WORK REQUIRED -> In the entries below, count every line with the string "chaleur". State the count and nothing else.

[Begin LISTED ENTRIES]

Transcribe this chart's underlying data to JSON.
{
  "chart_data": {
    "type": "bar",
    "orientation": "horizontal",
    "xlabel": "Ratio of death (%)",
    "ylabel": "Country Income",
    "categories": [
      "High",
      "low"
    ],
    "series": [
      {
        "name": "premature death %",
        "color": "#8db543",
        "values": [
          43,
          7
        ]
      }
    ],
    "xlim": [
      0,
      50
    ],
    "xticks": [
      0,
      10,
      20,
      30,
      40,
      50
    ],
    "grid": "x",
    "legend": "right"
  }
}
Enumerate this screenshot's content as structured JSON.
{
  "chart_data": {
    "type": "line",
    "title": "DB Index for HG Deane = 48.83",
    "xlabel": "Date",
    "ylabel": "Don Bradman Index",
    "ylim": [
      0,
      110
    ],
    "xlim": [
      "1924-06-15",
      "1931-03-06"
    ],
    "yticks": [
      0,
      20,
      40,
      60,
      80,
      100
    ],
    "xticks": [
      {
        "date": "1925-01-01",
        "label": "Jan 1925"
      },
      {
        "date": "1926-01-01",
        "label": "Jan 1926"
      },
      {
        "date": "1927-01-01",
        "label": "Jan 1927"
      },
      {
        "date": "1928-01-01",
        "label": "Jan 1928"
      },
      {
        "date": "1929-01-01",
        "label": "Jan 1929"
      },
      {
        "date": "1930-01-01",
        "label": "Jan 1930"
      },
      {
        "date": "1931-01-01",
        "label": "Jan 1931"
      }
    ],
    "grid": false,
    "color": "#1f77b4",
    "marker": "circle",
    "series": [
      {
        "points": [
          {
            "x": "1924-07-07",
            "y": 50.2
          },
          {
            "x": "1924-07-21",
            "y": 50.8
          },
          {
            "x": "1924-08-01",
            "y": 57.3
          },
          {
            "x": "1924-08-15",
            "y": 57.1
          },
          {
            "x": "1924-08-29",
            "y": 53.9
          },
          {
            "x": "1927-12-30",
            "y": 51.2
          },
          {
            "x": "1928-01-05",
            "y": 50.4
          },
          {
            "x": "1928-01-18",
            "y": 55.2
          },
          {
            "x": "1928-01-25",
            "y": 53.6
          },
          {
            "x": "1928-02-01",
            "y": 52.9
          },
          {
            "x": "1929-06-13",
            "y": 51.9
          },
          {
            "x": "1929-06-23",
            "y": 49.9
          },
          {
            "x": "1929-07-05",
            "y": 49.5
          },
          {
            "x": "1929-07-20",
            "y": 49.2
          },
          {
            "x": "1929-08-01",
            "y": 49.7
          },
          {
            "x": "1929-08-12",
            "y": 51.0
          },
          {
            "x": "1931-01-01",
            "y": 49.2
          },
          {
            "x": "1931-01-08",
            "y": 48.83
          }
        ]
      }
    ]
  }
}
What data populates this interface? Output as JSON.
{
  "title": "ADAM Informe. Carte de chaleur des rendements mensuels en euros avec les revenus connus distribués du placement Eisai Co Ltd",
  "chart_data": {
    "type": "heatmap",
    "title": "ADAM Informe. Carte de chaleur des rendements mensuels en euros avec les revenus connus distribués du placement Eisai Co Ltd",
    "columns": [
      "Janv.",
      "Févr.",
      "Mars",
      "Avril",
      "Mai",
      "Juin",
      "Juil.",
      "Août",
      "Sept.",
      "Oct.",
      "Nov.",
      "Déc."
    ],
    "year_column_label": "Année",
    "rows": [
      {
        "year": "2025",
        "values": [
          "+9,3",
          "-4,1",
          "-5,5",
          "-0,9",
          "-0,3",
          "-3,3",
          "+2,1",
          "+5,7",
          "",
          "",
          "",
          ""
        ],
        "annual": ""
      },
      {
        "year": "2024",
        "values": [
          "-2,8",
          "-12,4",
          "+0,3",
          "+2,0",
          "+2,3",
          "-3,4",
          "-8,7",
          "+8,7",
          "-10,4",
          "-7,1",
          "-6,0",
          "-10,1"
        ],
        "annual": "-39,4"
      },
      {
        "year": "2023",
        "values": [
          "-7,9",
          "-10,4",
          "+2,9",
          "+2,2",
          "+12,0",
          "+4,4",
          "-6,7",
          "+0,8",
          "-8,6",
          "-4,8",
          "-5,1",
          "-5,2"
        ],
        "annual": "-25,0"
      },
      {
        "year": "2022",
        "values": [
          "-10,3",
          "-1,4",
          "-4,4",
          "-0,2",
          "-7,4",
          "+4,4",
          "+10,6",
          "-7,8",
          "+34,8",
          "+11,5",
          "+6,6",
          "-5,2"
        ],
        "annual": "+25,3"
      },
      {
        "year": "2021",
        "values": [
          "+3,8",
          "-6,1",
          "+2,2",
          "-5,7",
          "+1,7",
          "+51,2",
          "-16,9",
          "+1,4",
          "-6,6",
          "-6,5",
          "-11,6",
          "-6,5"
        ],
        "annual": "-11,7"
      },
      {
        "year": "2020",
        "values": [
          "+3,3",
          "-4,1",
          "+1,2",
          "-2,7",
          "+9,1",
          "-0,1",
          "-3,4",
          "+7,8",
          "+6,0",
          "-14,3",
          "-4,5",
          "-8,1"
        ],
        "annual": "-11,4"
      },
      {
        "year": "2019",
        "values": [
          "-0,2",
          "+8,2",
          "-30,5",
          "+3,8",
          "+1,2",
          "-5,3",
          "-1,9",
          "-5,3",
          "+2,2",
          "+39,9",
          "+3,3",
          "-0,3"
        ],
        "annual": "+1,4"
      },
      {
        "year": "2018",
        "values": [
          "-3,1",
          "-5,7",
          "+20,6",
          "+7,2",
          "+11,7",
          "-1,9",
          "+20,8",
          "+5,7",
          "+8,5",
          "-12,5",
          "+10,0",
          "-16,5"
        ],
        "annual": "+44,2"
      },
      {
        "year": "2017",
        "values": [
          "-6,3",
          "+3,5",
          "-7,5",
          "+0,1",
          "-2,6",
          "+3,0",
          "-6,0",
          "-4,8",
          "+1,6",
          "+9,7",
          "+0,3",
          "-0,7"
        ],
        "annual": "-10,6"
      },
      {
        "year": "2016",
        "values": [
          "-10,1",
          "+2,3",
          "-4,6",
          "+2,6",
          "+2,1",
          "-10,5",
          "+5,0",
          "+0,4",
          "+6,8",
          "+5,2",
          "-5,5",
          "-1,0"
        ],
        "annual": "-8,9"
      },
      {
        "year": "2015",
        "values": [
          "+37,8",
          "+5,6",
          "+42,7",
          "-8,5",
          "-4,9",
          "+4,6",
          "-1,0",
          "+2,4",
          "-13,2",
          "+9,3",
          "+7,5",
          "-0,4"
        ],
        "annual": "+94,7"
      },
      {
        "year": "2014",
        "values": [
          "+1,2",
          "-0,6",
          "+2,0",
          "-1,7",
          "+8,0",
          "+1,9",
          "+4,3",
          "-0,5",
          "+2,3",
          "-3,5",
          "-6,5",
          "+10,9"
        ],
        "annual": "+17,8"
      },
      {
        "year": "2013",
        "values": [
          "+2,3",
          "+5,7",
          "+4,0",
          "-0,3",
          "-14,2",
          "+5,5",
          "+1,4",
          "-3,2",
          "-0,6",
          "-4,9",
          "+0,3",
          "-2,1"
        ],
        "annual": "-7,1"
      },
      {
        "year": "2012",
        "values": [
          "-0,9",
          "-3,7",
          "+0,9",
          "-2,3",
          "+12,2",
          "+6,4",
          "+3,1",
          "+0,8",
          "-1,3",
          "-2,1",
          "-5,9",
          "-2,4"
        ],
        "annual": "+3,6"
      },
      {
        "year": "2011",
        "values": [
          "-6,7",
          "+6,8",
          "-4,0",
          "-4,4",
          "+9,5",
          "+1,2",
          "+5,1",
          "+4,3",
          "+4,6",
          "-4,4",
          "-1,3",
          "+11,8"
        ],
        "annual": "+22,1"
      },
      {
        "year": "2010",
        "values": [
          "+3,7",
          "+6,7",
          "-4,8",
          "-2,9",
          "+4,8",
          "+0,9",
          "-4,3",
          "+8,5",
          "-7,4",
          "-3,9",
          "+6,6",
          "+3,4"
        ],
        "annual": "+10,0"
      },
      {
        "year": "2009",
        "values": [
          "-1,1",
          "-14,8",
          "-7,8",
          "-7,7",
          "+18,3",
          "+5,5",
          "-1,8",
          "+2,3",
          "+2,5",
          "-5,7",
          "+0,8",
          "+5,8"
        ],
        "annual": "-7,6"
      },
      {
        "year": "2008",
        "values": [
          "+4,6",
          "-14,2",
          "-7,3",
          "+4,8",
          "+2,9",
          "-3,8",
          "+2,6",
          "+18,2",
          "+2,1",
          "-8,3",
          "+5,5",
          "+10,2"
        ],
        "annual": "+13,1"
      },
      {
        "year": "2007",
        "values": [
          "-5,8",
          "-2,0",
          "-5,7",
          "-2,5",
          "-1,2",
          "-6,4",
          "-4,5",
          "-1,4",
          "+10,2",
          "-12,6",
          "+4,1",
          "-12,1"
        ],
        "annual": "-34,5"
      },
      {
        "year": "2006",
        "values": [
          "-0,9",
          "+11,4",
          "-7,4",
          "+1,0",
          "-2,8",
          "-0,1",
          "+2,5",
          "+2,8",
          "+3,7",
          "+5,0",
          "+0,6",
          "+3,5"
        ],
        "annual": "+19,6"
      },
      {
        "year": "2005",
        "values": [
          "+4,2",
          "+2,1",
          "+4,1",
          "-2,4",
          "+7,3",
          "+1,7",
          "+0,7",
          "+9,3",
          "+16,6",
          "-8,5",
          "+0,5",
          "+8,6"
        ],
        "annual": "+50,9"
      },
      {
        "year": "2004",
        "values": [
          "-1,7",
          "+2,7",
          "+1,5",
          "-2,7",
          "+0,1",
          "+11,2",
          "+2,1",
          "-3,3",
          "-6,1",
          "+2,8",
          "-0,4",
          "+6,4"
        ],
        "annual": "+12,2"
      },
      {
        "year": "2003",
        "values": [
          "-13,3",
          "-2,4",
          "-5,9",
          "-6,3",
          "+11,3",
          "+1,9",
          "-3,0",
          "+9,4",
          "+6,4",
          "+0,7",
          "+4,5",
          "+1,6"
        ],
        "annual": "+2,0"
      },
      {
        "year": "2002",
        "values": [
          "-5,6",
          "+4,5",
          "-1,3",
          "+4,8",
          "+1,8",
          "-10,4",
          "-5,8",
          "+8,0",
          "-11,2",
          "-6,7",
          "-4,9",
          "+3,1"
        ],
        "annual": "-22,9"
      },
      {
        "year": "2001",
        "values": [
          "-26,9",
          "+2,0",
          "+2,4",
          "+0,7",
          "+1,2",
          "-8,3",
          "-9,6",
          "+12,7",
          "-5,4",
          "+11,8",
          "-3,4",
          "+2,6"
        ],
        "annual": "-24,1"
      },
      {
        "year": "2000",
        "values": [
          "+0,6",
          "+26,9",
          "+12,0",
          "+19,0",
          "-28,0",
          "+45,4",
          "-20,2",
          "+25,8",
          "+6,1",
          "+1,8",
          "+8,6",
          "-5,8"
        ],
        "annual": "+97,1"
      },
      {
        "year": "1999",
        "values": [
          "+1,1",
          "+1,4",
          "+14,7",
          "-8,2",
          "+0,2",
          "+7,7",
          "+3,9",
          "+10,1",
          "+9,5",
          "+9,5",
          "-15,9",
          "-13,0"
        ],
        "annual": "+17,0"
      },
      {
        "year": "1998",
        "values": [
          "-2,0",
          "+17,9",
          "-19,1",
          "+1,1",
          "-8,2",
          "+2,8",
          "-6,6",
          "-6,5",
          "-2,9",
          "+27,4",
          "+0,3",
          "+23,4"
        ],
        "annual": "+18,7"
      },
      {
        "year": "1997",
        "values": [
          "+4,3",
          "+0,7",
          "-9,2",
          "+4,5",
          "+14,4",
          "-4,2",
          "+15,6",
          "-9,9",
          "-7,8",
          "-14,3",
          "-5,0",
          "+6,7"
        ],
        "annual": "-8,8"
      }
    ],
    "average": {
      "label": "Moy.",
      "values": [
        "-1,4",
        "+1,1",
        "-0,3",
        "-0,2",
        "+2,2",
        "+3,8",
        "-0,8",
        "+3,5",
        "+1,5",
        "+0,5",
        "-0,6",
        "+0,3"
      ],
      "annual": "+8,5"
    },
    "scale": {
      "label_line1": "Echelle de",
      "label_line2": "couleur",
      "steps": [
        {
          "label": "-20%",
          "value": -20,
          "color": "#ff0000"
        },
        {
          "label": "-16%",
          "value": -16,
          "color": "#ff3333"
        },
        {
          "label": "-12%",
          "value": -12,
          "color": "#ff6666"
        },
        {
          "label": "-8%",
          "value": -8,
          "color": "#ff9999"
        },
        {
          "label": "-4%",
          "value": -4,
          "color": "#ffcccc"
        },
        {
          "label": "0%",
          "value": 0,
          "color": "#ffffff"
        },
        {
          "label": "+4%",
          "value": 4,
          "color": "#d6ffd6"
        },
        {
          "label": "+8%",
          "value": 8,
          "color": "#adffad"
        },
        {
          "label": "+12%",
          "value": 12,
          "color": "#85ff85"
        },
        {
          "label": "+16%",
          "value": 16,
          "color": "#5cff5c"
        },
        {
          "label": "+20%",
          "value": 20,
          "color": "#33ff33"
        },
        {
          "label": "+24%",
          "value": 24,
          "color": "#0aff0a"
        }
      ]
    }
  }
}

[End LISTED ENTRIES]

RESPONSE TO THE TASK -> 2